Dataset excerpt:
________________________

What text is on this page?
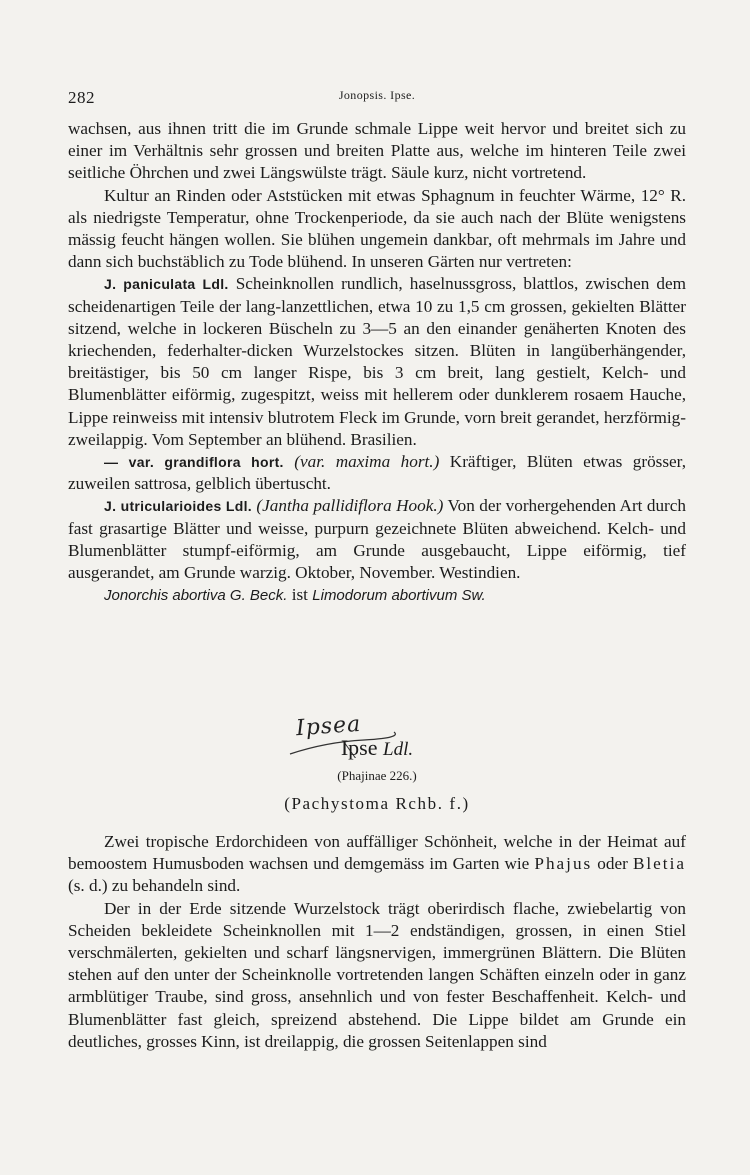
282	Jonopsis. Ipse.

wachsen, aus ihnen tritt die im Grunde schmale Lippe weit hervor und breitet sich zu einer im Verhältnis sehr grossen und breiten Platte aus, welche im hinteren Teile zwei seitliche Öhrchen und zwei Längswülste trägt. Säule kurz, nicht vortretend.

Kultur an Rinden oder Aststücken mit etwas Sphagnum in feuchter Wärme, 12° R. als niedrigste Temperatur, ohne Trockenperiode, da sie auch nach der Blüte wenigstens mässig feucht hängen wollen. Sie blühen ungemein dankbar, oft mehrmals im Jahre und dann sich buchstäblich zu Tode blühend. In unseren Gärten nur vertreten:

J. paniculata Ldl. Scheinknollen rundlich, haselnussgross, blattlos, zwischen dem scheidenartigen Teile der lang-lanzettlichen, etwa 10 zu 1,5 cm grossen, gekielten Blätter sitzend, welche in lockeren Büscheln zu 3—5 an den einander genäherten Knoten des kriechenden, federhalter-dicken Wurzelstockes sitzen. Blüten in langüberhängender, breitästiger, bis 50 cm langer Rispe, bis 3 cm breit, lang gestielt, Kelch- und Blumenblätter eiförmig, zugespitzt, weiss mit hellerem oder dunklerem rosaem Hauche, Lippe reinweiss mit intensiv blutrotem Fleck im Grunde, vorn breit gerandet, herzförmig-zweilappig. Vom September an blühend. Brasilien.

— var. grandiflora hort. (var. maxima hort.) Kräftiger, Blüten etwas grösser, zuweilen sattrosa, gelblich übertuscht.

J. utricularioides Ldl. (Jantha pallidiflora Hook.) Von der vorhergehenden Art durch fast grasartige Blätter und weisse, purpurn gezeichnete Blüten abweichend. Kelch- und Blumenblätter stumpf-eiförmig, am Grunde ausgebaucht, Lippe eiförmig, tief ausgerandet, am Grunde warzig. Oktober, November. Westindien.

Jonorchis abortiva G. Beck. ist Limodorum abortivum Sw.

Ipsea
Ipse Ldl.
(Phajinae 226.)
(Pachystoma Rchb. f.)

Zwei tropische Erdorchideen von auffälliger Schönheit, welche in der Heimat auf bemoostem Humusboden wachsen und demgemäss im Garten wie Phajus oder Bletia (s. d.) zu behandeln sind.

Der in der Erde sitzende Wurzelstock trägt oberirdisch flache, zwiebelartig von Scheiden bekleidete Scheinknollen mit 1—2 endständigen, grossen, in einen Stiel verschmälerten, gekielten und scharf längsnervigen, immergrünen Blättern. Die Blüten stehen auf den unter der Scheinknolle vortretenden langen Schäften einzeln oder in ganz armblütiger Traube, sind gross, ansehnlich und von fester Beschaffenheit. Kelch- und Blumenblätter fast gleich, spreizend abstehend. Die Lippe bildet am Grunde ein deutliches, grosses Kinn, ist dreilappig, die grossen Seitenlappen sind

________________________

▶ **What you need to do**
From the material given, work out how many lines hold the string "etwas"; state that number and nothing further.

▶ **Complete response**
2